# Start of Extracted material
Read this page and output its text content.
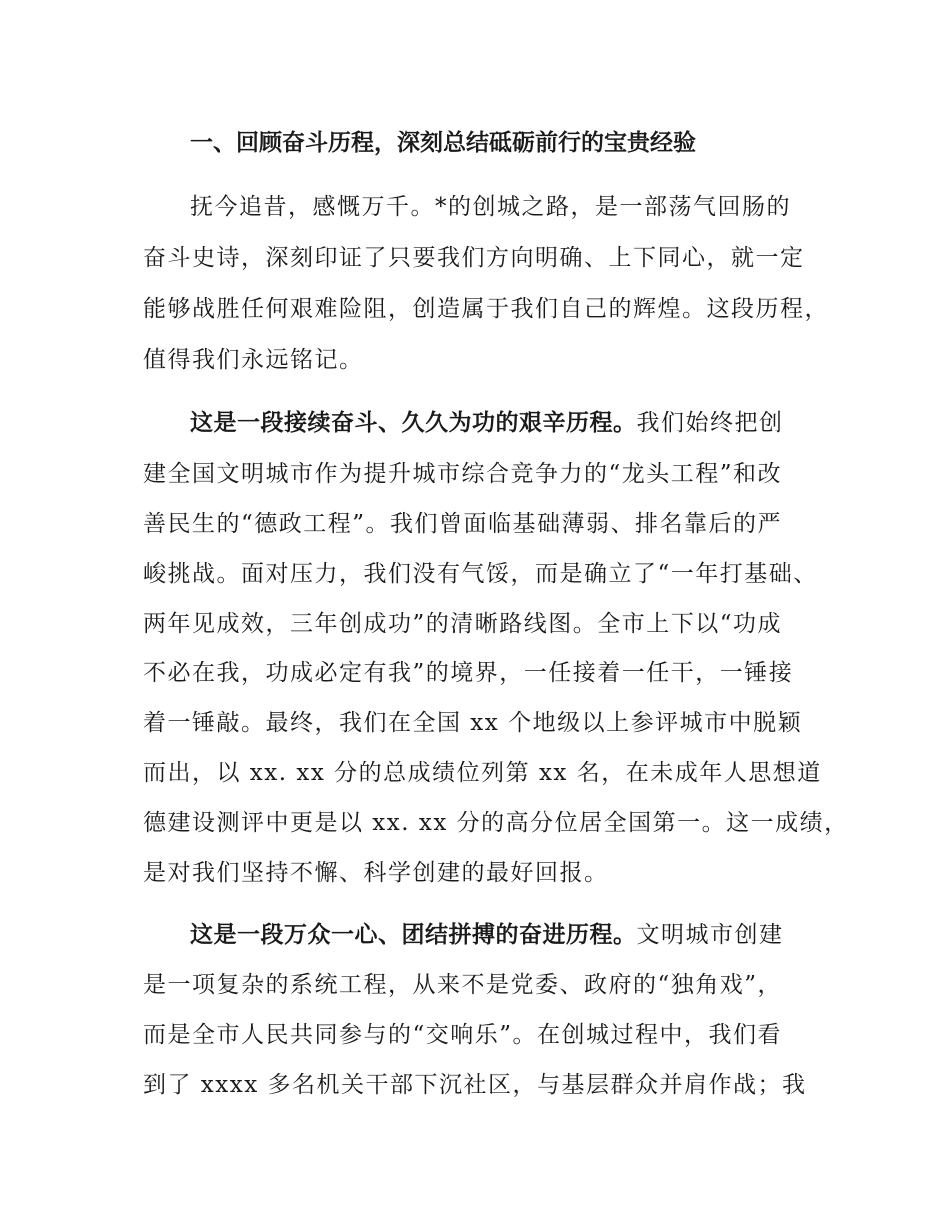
一、回顾奋斗历程，深刻总结砥砺前行的宝贵经验

抚今追昔，感慨万千。*的创城之路，是一部荡气回肠的

奋斗史诗，深刻印证了只要我们方向明确、上下同心，就一定

能够战胜任何艰难险阻，创造属于我们自己的辉煌。这段历程，

值得我们永远铭记。

这是一段接续奋斗、久久为功的艰辛历程。我们始终把创

建全国文明城市作为提升城市综合竞争力的“龙头工程”和改

善民生的“德政工程”。我们曾面临基础薄弱、排名靠后的严

峻挑战。面对压力，我们没有气馁，而是确立了“一年打基础、

两年见成效，三年创成功”的清晰路线图。全市上下以“功成

不必在我，功成必定有我”的境界，一任接着一任干，一锤接

着一锤敲。最终，我们在全国 xx 个地级以上参评城市中脱颖

而出，以 xx. xx 分的总成绩位列第 xx 名，在未成年人思想道

德建设测评中更是以 xx. xx 分的高分位居全国第一。这一成绩，

是对我们坚持不懈、科学创建的最好回报。

这是一段万众一心、团结拼搏的奋进历程。文明城市创建

是一项复杂的系统工程，从来不是党委、政府的“独角戏”，

而是全市人民共同参与的“交响乐”。在创城过程中，我们看

到了 xxxx 多名机关干部下沉社区，与基层群众并肩作战；我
# End of Extracted material
**To do:** Transcribe the material exactly, keeping every word and none of the pictures.

**Correct answer:**
Read this page and output its text content.
一、回顾奋斗历程，深刻总结砥砺前行的宝贵经验

抚今追昔，感慨万千。*的创城之路，是一部荡气回肠的

奋斗史诗，深刻印证了只要我们方向明确、上下同心，就一定

能够战胜任何艰难险阻，创造属于我们自己的辉煌。这段历程，

值得我们永远铭记。

这是一段接续奋斗、久久为功的艰辛历程。我们始终把创

建全国文明城市作为提升城市综合竞争力的“龙头工程”和改

善民生的“德政工程”。我们曾面临基础薄弱、排名靠后的严

峻挑战。面对压力，我们没有气馁，而是确立了“一年打基础、

两年见成效，三年创成功”的清晰路线图。全市上下以“功成

不必在我，功成必定有我”的境界，一任接着一任干，一锤接

着一锤敲。最终，我们在全国 xx 个地级以上参评城市中脱颖

而出，以 xx. xx 分的总成绩位列第 xx 名，在未成年人思想道

德建设测评中更是以 xx. xx 分的高分位居全国第一。这一成绩，

是对我们坚持不懈、科学创建的最好回报。

这是一段万众一心、团结拼搏的奋进历程。文明城市创建

是一项复杂的系统工程，从来不是党委、政府的“独角戏”，

而是全市人民共同参与的“交响乐”。在创城过程中，我们看

到了 xxxx 多名机关干部下沉社区，与基层群众并肩作战；我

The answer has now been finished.